RECORD SET

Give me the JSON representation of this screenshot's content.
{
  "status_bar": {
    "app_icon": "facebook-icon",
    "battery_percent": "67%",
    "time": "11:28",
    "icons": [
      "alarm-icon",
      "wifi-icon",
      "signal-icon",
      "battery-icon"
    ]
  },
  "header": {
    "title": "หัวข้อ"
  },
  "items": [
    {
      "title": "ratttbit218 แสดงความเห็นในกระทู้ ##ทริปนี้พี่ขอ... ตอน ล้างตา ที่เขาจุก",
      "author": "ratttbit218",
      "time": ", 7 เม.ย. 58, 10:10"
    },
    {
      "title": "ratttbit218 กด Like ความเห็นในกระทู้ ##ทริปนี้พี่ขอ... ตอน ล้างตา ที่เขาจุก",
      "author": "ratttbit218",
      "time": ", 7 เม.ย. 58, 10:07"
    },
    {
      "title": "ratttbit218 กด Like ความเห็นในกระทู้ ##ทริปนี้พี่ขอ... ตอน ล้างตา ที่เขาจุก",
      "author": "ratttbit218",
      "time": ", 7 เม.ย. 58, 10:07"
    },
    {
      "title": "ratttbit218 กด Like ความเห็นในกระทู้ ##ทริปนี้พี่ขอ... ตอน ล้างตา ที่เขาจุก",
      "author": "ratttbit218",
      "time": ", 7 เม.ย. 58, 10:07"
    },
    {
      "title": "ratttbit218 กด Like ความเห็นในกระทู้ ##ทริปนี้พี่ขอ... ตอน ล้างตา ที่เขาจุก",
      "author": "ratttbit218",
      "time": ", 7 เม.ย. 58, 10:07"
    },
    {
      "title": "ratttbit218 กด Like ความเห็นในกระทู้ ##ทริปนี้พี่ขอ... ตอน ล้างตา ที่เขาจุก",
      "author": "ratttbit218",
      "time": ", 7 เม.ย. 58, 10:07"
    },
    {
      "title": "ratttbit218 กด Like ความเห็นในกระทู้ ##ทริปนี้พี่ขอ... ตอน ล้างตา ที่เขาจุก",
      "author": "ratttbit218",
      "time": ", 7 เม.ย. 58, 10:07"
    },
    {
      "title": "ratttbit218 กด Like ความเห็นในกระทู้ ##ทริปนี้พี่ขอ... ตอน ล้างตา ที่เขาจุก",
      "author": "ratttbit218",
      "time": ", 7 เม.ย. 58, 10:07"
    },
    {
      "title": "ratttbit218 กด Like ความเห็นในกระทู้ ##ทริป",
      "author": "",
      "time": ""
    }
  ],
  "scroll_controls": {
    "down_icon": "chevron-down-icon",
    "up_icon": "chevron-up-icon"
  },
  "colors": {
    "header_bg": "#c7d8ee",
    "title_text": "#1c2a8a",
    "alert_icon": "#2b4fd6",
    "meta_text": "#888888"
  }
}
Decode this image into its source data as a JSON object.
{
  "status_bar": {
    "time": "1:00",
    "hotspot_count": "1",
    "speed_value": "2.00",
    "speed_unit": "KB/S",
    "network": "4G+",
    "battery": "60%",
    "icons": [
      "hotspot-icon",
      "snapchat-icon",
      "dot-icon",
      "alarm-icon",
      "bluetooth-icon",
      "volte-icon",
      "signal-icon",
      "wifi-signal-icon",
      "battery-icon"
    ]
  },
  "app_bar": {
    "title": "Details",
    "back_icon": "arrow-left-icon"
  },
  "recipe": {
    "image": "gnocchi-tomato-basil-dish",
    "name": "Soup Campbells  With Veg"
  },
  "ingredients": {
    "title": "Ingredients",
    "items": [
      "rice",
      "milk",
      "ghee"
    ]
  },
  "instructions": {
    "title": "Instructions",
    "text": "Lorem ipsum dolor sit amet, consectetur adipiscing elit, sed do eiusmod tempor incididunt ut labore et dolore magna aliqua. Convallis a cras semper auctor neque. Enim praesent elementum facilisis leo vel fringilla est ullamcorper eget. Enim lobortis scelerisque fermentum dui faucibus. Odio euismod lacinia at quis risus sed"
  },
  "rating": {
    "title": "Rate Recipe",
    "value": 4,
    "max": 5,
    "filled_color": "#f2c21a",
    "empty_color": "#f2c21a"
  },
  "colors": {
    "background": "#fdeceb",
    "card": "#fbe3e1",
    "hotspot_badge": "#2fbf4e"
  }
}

WORK REQUIRED
Type out the material again exactly as presented.

THE SOLUTION
Give me the JSON representation of this screenshot's content.
{
  "status_bar": {
    "app_icon": "facebook-icon",
    "battery_percent": "67%",
    "time": "11:28",
    "icons": [
      "alarm-icon",
      "wifi-icon",
      "signal-icon",
      "battery-icon"
    ]
  },
  "header": {
    "title": "หัวข้อ"
  },
  "items": [
    {
      "title": "ratttbit218 แสดงความเห็นในกระทู้ ##ทริปนี้พี่ขอ... ตอน ล้างตา ที่เขาจุก",
      "author": "ratttbit218",
      "time": ", 7 เม.ย. 58, 10:10"
    },
    {
      "title": "ratttbit218 กด Like ความเห็นในกระทู้ ##ทริปนี้พี่ขอ... ตอน ล้างตา ที่เขาจุก",
      "author": "ratttbit218",
      "time": ", 7 เม.ย. 58, 10:07"
    },
    {
      "title": "ratttbit218 กด Like ความเห็นในกระทู้ ##ทริปนี้พี่ขอ... ตอน ล้างตา ที่เขาจุก",
      "author": "ratttbit218",
      "time": ", 7 เม.ย. 58, 10:07"
    },
    {
      "title": "ratttbit218 กด Like ความเห็นในกระทู้ ##ทริปนี้พี่ขอ... ตอน ล้างตา ที่เขาจุก",
      "author": "ratttbit218",
      "time": ", 7 เม.ย. 58, 10:07"
    },
    {
      "title": "ratttbit218 กด Like ความเห็นในกระทู้ ##ทริปนี้พี่ขอ... ตอน ล้างตา ที่เขาจุก",
      "author": "ratttbit218",
      "time": ", 7 เม.ย. 58, 10:07"
    },
    {
      "title": "ratttbit218 กด Like ความเห็นในกระทู้ ##ทริปนี้พี่ขอ... ตอน ล้างตา ที่เขาจุก",
      "author": "ratttbit218",
      "time": ", 7 เม.ย. 58, 10:07"
    },
    {
      "title": "ratttbit218 กด Like ความเห็นในกระทู้ ##ทริปนี้พี่ขอ... ตอน ล้างตา ที่เขาจุก",
      "author": "ratttbit218",
      "time": ", 7 เม.ย. 58, 10:07"
    },
    {
      "title": "ratttbit218 กด Like ความเห็นในกระทู้ ##ทริปนี้พี่ขอ... ตอน ล้างตา ที่เขาจุก",
      "author": "ratttbit218",
      "time": ", 7 เม.ย. 58, 10:07"
    },
    {
      "title": "ratttbit218 กด Like ความเห็นในกระทู้ ##ทริป",
      "author": "",
      "time": ""
    }
  ],
  "scroll_controls": {
    "down_icon": "chevron-down-icon",
    "up_icon": "chevron-up-icon"
  },
  "colors": {
    "header_bg": "#c7d8ee",
    "title_text": "#1c2a8a",
    "alert_icon": "#2b4fd6",
    "meta_text": "#888888"
  }
}
Decode this image into its source data as a JSON object.
{
  "status_bar": {
    "time": "1:00",
    "hotspot_count": "1",
    "speed_value": "2.00",
    "speed_unit": "KB/S",
    "network": "4G+",
    "battery": "60%",
    "icons": [
      "hotspot-icon",
      "snapchat-icon",
      "dot-icon",
      "alarm-icon",
      "bluetooth-icon",
      "volte-icon",
      "signal-icon",
      "wifi-signal-icon",
      "battery-icon"
    ]
  },
  "app_bar": {
    "title": "Details",
    "back_icon": "arrow-left-icon"
  },
  "recipe": {
    "image": "gnocchi-tomato-basil-dish",
    "name": "Soup Campbells  With Veg"
  },
  "ingredients": {
    "title": "Ingredients",
    "items": [
      "rice",
      "milk",
      "ghee"
    ]
  },
  "instructions": {
    "title": "Instructions",
    "text": "Lorem ipsum dolor sit amet, consectetur adipiscing elit, sed do eiusmod tempor incididunt ut labore et dolore magna aliqua. Convallis a cras semper auctor neque. Enim praesent elementum facilisis leo vel fringilla est ullamcorper eget. Enim lobortis scelerisque fermentum dui faucibus. Odio euismod lacinia at quis risus sed"
  },
  "rating": {
    "title": "Rate Recipe",
    "value": 4,
    "max": 5,
    "filled_color": "#f2c21a",
    "empty_color": "#f2c21a"
  },
  "colors": {
    "background": "#fdeceb",
    "card": "#fbe3e1",
    "hotspot_badge": "#2fbf4e"
  }
}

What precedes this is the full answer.